[Exercise prompt] Report each line of the data that has "Output" somewhere in it.

-- begin Items --

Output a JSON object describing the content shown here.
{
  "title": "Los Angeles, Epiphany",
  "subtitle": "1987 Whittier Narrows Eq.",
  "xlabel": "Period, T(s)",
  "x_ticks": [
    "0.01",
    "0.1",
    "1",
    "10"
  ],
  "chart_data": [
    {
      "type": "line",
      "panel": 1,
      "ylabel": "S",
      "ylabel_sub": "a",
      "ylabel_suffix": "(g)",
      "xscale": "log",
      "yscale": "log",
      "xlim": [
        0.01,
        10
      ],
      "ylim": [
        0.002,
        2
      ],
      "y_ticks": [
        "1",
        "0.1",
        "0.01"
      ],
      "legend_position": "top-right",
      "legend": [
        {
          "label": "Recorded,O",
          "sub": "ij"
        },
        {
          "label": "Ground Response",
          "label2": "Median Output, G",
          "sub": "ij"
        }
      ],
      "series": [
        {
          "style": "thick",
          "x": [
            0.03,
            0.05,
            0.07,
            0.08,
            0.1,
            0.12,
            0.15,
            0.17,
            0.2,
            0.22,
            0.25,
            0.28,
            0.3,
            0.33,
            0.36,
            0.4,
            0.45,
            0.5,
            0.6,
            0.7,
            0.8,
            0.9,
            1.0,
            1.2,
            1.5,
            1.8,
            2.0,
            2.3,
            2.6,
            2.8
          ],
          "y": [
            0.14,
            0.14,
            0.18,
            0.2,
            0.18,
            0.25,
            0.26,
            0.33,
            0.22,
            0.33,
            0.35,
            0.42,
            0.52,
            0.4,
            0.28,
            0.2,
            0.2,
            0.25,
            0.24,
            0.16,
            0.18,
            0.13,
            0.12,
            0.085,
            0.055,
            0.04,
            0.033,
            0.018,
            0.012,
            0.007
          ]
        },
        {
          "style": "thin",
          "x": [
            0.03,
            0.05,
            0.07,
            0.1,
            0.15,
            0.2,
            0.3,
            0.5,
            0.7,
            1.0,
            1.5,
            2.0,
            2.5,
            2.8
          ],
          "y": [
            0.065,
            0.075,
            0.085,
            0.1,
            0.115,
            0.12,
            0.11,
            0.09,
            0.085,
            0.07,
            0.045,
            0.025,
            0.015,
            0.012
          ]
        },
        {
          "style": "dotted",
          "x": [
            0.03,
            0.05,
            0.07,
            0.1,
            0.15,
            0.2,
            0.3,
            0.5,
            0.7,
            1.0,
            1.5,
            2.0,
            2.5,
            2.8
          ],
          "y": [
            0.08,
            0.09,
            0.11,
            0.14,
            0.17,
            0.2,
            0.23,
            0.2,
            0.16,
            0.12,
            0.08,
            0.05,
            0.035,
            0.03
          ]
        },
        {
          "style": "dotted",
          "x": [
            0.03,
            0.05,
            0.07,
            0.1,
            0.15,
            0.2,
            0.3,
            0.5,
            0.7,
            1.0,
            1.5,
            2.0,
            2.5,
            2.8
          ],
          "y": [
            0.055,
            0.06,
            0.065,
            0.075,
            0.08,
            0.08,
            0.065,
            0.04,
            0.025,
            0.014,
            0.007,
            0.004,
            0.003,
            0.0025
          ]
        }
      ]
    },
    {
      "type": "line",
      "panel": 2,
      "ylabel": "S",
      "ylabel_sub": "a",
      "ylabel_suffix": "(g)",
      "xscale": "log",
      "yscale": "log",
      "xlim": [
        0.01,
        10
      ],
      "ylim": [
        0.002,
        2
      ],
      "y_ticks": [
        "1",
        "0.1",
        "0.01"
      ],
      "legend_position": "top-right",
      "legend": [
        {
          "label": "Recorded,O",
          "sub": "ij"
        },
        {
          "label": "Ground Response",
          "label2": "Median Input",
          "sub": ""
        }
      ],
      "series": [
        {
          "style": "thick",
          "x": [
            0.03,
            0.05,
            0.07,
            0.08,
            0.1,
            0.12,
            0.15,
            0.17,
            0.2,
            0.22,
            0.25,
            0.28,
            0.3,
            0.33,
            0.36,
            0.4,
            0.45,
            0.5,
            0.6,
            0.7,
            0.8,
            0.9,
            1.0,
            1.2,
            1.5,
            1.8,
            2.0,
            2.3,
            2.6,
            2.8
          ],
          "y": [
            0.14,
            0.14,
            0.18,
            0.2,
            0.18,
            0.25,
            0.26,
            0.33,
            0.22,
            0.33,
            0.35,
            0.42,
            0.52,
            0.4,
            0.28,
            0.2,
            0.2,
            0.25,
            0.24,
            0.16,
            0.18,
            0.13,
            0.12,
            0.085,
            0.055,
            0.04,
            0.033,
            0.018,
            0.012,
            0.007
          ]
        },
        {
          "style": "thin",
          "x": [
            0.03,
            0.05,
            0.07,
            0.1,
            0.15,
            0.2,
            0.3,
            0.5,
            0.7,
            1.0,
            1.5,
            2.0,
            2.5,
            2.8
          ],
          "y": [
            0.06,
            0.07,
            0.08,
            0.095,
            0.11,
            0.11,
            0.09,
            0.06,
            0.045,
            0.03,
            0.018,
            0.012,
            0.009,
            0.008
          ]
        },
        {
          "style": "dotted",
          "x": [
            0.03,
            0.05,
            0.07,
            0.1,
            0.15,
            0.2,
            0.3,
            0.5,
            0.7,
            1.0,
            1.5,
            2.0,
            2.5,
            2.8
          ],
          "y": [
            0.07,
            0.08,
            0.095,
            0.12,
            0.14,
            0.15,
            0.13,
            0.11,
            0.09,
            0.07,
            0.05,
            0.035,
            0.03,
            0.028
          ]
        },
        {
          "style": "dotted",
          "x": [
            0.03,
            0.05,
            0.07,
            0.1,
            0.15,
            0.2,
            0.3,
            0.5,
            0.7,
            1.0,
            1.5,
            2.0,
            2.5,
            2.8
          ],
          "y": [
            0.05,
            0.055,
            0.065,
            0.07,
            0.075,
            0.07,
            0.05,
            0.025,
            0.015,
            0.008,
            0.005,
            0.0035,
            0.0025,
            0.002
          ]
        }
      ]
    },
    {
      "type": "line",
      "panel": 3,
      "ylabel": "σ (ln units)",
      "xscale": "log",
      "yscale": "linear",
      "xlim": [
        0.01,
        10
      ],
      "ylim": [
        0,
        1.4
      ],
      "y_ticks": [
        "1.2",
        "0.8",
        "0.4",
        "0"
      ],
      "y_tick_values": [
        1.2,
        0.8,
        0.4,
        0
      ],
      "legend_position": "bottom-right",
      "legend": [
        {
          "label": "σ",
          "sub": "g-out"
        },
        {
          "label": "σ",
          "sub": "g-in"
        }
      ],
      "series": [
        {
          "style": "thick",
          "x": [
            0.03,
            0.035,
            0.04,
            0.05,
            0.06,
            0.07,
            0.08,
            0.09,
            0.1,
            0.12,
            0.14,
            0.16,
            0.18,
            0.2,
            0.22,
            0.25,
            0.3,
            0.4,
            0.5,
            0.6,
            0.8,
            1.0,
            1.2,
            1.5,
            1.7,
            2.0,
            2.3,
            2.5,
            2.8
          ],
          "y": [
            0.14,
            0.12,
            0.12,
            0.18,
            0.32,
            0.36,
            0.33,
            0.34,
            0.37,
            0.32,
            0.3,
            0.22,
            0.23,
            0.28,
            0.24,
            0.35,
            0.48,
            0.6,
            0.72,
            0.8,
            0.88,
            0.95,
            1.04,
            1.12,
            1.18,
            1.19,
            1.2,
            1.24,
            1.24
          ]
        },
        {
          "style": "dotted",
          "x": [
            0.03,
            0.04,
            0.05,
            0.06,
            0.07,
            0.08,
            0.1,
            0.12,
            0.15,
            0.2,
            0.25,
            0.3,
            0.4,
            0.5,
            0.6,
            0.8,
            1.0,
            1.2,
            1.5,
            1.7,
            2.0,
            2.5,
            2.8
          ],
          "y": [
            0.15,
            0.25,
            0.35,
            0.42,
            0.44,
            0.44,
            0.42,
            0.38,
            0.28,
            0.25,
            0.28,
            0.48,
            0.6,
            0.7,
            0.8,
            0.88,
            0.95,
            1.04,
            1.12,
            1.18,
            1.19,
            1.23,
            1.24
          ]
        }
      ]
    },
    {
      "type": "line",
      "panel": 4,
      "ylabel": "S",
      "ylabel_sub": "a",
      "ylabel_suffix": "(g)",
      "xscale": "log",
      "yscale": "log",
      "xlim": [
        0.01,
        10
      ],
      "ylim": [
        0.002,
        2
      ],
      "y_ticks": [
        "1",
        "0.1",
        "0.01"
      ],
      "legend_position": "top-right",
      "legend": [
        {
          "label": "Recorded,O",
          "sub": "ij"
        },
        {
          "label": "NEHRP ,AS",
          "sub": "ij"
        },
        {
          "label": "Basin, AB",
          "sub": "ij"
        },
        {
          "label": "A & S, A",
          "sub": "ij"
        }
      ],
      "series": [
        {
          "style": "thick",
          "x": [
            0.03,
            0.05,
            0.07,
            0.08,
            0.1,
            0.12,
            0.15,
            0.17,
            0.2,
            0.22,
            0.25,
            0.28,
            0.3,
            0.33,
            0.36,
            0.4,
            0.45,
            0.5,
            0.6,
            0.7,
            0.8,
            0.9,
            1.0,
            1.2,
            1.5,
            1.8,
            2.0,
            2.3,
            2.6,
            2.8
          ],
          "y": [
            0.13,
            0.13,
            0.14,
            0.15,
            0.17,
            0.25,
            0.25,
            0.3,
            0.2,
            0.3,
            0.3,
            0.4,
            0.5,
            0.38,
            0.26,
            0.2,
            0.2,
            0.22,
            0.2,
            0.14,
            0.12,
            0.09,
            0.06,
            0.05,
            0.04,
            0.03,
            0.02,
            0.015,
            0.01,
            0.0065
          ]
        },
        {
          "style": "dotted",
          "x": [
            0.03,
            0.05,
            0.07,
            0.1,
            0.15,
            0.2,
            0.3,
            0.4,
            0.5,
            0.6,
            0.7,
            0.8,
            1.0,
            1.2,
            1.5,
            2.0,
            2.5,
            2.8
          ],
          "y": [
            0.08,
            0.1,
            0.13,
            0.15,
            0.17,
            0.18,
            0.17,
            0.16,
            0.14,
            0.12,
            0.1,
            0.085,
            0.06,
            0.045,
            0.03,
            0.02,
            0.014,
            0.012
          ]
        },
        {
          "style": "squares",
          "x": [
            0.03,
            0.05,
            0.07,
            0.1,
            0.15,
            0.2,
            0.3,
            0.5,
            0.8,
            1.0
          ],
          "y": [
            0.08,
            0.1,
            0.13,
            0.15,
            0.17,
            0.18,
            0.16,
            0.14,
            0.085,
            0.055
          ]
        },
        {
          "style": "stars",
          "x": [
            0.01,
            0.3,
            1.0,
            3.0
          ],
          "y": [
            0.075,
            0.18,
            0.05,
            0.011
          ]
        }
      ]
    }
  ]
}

-- end Items --

[Written response]
Output a JSON object describing the content shown here.
          "label2": "Median Output, G",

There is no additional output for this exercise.